**** Data for this exercise ****

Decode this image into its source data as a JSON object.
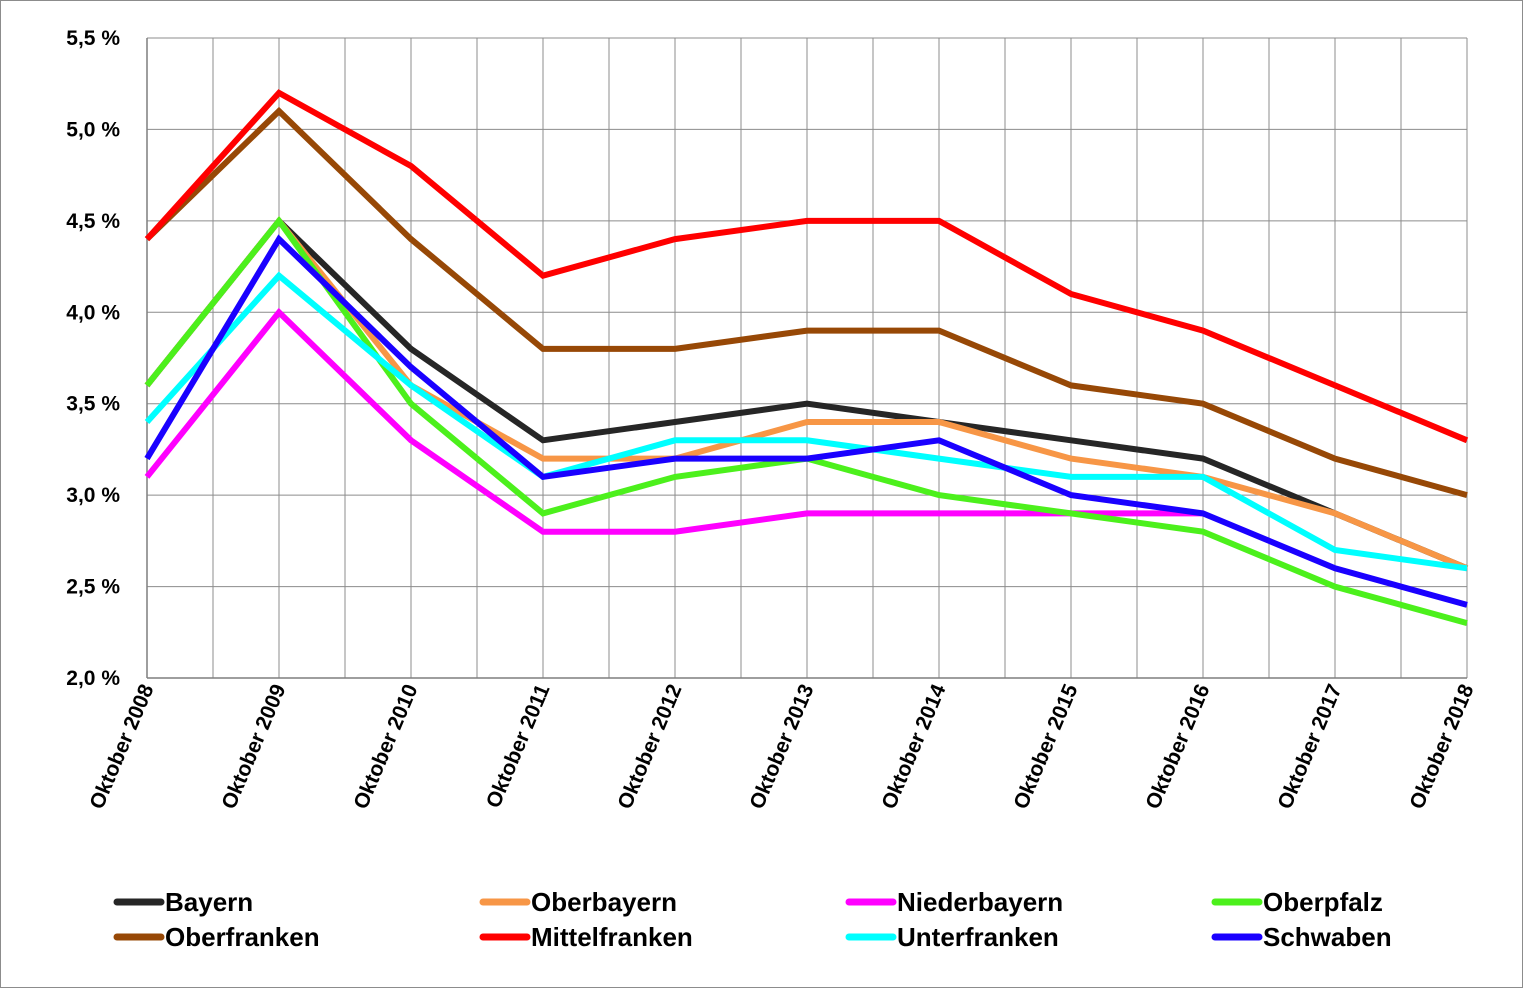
{
  "chart_data": {
    "type": "line",
    "title": "",
    "xlabel": "",
    "ylabel": "",
    "ylim": [
      2.0,
      5.5
    ],
    "y_ticks": [
      "2,0 %",
      "2,5 %",
      "3,0 %",
      "3,5 %",
      "4,0 %",
      "4,5 %",
      "5,0 %",
      "5,5 %"
    ],
    "y_tick_values": [
      2.0,
      2.5,
      3.0,
      3.5,
      4.0,
      4.5,
      5.0,
      5.5
    ],
    "grid": true,
    "legend_position": "bottom",
    "categories": [
      "Oktober 2008",
      "Oktober 2009",
      "Oktober 2010",
      "Oktober 2011",
      "Oktober 2012",
      "Oktober 2013",
      "Oktober 2014",
      "Oktober 2015",
      "Oktober 2016",
      "Oktober 2017",
      "Oktober 2018"
    ],
    "series": [
      {
        "name": "Bayern",
        "color": "#262626",
        "values": [
          3.6,
          4.5,
          3.8,
          3.3,
          3.4,
          3.5,
          3.4,
          3.3,
          3.2,
          2.9,
          2.6
        ]
      },
      {
        "name": "Oberbayern",
        "color": "#f79646",
        "values": [
          3.6,
          4.5,
          3.6,
          3.2,
          3.2,
          3.4,
          3.4,
          3.2,
          3.1,
          2.9,
          2.6
        ]
      },
      {
        "name": "Niederbayern",
        "color": "#ff00ff",
        "values": [
          3.1,
          4.0,
          3.3,
          2.8,
          2.8,
          2.9,
          2.9,
          2.9,
          2.9,
          null,
          null
        ]
      },
      {
        "name": "Oberpfalz",
        "color": "#4cf01c",
        "values": [
          3.6,
          4.5,
          3.5,
          2.9,
          3.1,
          3.2,
          3.0,
          2.9,
          2.8,
          2.5,
          2.3
        ]
      },
      {
        "name": "Oberfranken",
        "color": "#974806",
        "values": [
          4.4,
          5.1,
          4.4,
          3.8,
          3.8,
          3.9,
          3.9,
          3.6,
          3.5,
          3.2,
          3.0
        ]
      },
      {
        "name": "Mittelfranken",
        "color": "#ff0000",
        "values": [
          4.4,
          5.2,
          4.8,
          4.2,
          4.4,
          4.5,
          4.5,
          4.1,
          3.9,
          3.6,
          3.3
        ]
      },
      {
        "name": "Unterfranken",
        "color": "#00ffff",
        "values": [
          3.4,
          4.2,
          3.6,
          3.1,
          3.3,
          3.3,
          3.2,
          3.1,
          3.1,
          2.7,
          2.6
        ]
      },
      {
        "name": "Schwaben",
        "color": "#1a00ff",
        "values": [
          3.2,
          4.4,
          3.7,
          3.1,
          3.2,
          3.2,
          3.3,
          3.0,
          2.9,
          2.6,
          2.4
        ]
      }
    ]
  }
}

****

## What you need to do
Skip the pictures and print each record exactly as it stands.

## Completed task
Decode this image into its source data as a JSON object.
{
  "chart_data": {
    "type": "line",
    "title": "",
    "xlabel": "",
    "ylabel": "",
    "ylim": [
      2.0,
      5.5
    ],
    "y_ticks": [
      "2,0 %",
      "2,5 %",
      "3,0 %",
      "3,5 %",
      "4,0 %",
      "4,5 %",
      "5,0 %",
      "5,5 %"
    ],
    "y_tick_values": [
      2.0,
      2.5,
      3.0,
      3.5,
      4.0,
      4.5,
      5.0,
      5.5
    ],
    "grid": true,
    "legend_position": "bottom",
    "categories": [
      "Oktober 2008",
      "Oktober 2009",
      "Oktober 2010",
      "Oktober 2011",
      "Oktober 2012",
      "Oktober 2013",
      "Oktober 2014",
      "Oktober 2015",
      "Oktober 2016",
      "Oktober 2017",
      "Oktober 2018"
    ],
    "series": [
      {
        "name": "Bayern",
        "color": "#262626",
        "values": [
          3.6,
          4.5,
          3.8,
          3.3,
          3.4,
          3.5,
          3.4,
          3.3,
          3.2,
          2.9,
          2.6
        ]
      },
      {
        "name": "Oberbayern",
        "color": "#f79646",
        "values": [
          3.6,
          4.5,
          3.6,
          3.2,
          3.2,
          3.4,
          3.4,
          3.2,
          3.1,
          2.9,
          2.6
        ]
      },
      {
        "name": "Niederbayern",
        "color": "#ff00ff",
        "values": [
          3.1,
          4.0,
          3.3,
          2.8,
          2.8,
          2.9,
          2.9,
          2.9,
          2.9,
          null,
          null
        ]
      },
      {
        "name": "Oberpfalz",
        "color": "#4cf01c",
        "values": [
          3.6,
          4.5,
          3.5,
          2.9,
          3.1,
          3.2,
          3.0,
          2.9,
          2.8,
          2.5,
          2.3
        ]
      },
      {
        "name": "Oberfranken",
        "color": "#974806",
        "values": [
          4.4,
          5.1,
          4.4,
          3.8,
          3.8,
          3.9,
          3.9,
          3.6,
          3.5,
          3.2,
          3.0
        ]
      },
      {
        "name": "Mittelfranken",
        "color": "#ff0000",
        "values": [
          4.4,
          5.2,
          4.8,
          4.2,
          4.4,
          4.5,
          4.5,
          4.1,
          3.9,
          3.6,
          3.3
        ]
      },
      {
        "name": "Unterfranken",
        "color": "#00ffff",
        "values": [
          3.4,
          4.2,
          3.6,
          3.1,
          3.3,
          3.3,
          3.2,
          3.1,
          3.1,
          2.7,
          2.6
        ]
      },
      {
        "name": "Schwaben",
        "color": "#1a00ff",
        "values": [
          3.2,
          4.4,
          3.7,
          3.1,
          3.2,
          3.2,
          3.3,
          3.0,
          2.9,
          2.6,
          2.4
        ]
      }
    ]
  }
}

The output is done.